### Stated exercise
From the listing below, extract every line containing "color".

══ Material provided

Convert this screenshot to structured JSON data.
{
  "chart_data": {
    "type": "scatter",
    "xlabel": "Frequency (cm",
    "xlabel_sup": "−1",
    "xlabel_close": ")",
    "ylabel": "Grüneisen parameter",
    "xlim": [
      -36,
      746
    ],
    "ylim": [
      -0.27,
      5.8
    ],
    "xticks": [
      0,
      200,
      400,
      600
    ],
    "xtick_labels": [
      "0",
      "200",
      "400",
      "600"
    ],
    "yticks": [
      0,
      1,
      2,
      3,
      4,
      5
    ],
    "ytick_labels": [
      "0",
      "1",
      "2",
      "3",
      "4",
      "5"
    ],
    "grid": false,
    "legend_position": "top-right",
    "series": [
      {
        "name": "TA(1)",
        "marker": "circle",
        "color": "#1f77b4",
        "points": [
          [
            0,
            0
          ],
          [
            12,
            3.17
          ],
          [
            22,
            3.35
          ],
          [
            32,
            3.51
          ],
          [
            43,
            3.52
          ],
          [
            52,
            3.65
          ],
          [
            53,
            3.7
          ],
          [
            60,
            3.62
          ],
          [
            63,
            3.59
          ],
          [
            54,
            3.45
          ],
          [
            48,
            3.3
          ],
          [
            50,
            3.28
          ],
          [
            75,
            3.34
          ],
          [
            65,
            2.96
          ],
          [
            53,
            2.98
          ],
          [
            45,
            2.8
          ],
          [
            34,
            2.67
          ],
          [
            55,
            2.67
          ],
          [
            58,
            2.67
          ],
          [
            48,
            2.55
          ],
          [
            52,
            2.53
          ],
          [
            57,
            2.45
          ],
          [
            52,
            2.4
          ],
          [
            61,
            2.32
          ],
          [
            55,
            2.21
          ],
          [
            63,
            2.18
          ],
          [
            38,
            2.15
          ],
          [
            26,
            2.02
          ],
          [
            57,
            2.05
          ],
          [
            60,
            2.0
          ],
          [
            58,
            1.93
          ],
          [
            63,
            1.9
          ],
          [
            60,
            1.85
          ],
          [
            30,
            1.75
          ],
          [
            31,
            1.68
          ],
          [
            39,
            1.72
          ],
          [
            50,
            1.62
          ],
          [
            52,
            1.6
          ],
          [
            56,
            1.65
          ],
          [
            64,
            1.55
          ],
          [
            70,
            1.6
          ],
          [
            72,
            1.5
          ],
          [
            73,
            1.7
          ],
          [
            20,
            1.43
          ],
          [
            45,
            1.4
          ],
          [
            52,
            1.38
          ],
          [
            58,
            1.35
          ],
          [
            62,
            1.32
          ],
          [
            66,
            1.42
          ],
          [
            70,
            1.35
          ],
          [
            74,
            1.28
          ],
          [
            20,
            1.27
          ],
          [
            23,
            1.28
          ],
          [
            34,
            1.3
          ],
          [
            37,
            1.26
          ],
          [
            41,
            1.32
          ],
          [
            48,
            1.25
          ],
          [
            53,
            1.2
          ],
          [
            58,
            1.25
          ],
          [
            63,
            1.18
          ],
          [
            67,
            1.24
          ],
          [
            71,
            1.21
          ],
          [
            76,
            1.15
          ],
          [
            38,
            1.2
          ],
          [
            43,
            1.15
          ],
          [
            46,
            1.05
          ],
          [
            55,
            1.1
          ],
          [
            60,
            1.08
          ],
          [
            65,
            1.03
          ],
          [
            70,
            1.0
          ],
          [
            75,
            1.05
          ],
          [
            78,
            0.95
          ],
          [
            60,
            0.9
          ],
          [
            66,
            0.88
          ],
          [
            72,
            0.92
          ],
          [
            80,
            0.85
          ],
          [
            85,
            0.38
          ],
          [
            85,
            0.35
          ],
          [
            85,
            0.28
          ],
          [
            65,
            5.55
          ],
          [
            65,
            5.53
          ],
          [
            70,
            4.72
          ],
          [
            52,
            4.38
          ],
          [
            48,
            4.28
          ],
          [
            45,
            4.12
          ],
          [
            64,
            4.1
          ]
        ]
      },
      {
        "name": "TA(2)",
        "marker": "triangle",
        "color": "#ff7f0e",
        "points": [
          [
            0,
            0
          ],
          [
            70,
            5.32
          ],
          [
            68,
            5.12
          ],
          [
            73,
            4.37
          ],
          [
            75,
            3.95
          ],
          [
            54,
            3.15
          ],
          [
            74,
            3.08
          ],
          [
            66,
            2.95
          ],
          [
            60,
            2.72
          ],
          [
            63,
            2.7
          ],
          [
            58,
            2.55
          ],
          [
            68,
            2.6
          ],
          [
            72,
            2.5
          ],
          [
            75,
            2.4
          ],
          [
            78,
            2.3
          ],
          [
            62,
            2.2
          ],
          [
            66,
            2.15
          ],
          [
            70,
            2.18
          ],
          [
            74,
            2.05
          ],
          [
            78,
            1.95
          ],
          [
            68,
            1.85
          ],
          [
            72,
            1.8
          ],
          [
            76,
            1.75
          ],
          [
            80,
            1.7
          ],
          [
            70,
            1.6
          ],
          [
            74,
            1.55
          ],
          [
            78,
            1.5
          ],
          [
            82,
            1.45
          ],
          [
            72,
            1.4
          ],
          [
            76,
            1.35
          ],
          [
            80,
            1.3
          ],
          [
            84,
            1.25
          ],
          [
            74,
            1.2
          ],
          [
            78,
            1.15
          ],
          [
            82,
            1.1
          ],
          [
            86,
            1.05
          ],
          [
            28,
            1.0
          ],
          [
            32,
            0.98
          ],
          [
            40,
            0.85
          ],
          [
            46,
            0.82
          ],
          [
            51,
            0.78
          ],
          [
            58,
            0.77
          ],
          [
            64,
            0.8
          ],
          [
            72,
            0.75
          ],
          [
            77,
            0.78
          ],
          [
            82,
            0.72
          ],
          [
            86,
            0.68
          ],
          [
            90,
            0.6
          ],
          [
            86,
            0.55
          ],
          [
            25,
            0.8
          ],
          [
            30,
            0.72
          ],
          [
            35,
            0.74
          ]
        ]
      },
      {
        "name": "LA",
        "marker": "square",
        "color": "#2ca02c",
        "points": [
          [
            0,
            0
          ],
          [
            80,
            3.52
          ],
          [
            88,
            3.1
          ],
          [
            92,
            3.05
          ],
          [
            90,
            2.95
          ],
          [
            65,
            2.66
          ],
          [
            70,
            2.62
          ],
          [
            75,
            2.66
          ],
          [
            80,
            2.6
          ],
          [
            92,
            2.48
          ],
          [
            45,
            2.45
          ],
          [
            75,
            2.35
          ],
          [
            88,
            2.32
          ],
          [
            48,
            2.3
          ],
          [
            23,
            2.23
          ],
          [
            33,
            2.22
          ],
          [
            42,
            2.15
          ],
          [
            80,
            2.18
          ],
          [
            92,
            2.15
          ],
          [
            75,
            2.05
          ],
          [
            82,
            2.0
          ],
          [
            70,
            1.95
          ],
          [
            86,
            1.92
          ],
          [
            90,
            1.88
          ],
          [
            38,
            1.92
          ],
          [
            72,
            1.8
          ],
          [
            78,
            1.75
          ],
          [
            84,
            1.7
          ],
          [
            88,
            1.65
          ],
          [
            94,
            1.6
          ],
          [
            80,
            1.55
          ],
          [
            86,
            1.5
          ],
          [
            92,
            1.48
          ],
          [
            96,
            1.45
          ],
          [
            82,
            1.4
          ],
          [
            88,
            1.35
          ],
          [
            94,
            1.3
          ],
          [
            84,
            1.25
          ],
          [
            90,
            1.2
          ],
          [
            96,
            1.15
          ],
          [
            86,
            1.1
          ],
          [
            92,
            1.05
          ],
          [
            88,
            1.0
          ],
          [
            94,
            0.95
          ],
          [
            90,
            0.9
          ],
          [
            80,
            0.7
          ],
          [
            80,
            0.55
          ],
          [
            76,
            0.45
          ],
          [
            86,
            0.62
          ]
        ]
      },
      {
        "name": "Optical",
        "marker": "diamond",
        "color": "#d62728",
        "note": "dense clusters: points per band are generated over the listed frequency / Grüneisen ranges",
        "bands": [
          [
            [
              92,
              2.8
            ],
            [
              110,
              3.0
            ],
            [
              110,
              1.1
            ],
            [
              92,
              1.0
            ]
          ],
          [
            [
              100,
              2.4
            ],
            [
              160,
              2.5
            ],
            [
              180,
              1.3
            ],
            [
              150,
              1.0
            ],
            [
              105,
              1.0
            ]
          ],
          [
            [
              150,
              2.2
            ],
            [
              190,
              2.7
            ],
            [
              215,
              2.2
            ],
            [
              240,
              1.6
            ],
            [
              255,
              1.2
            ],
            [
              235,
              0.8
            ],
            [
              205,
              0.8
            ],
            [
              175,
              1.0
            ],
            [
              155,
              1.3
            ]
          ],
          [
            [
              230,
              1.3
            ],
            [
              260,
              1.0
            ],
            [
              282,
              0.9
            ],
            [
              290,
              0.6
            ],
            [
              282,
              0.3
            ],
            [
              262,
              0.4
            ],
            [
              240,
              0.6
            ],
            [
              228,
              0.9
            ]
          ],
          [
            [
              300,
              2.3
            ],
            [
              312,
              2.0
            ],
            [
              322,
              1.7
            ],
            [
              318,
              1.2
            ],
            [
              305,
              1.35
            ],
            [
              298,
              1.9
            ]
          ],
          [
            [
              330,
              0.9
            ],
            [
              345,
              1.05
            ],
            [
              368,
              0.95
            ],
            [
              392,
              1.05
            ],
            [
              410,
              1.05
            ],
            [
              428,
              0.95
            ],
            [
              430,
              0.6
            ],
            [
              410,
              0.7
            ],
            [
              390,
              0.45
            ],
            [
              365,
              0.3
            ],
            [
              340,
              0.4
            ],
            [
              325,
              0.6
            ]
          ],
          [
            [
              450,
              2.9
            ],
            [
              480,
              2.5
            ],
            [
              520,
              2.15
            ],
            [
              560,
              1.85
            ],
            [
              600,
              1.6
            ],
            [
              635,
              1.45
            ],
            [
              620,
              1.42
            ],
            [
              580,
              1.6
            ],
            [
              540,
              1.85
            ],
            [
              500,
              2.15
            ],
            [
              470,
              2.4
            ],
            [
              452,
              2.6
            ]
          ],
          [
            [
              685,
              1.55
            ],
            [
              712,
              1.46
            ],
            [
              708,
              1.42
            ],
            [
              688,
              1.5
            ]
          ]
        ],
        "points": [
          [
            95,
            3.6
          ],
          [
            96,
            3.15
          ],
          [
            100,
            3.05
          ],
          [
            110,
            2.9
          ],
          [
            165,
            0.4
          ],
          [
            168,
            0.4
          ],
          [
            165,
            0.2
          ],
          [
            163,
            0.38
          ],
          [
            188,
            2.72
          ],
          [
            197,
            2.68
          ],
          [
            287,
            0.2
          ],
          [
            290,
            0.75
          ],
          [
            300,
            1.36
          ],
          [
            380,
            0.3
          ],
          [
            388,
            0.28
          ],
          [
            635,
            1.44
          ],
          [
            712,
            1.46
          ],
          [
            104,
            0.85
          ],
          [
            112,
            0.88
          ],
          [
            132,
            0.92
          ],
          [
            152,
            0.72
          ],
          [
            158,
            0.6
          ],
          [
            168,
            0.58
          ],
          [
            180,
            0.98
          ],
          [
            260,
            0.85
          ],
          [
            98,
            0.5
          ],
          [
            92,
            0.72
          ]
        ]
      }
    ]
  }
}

════

### Solution to the problem
        "color": "#1f77b4",
        "color": "#ff7f0e",
        "color": "#2ca02c",
        "color": "#d62728",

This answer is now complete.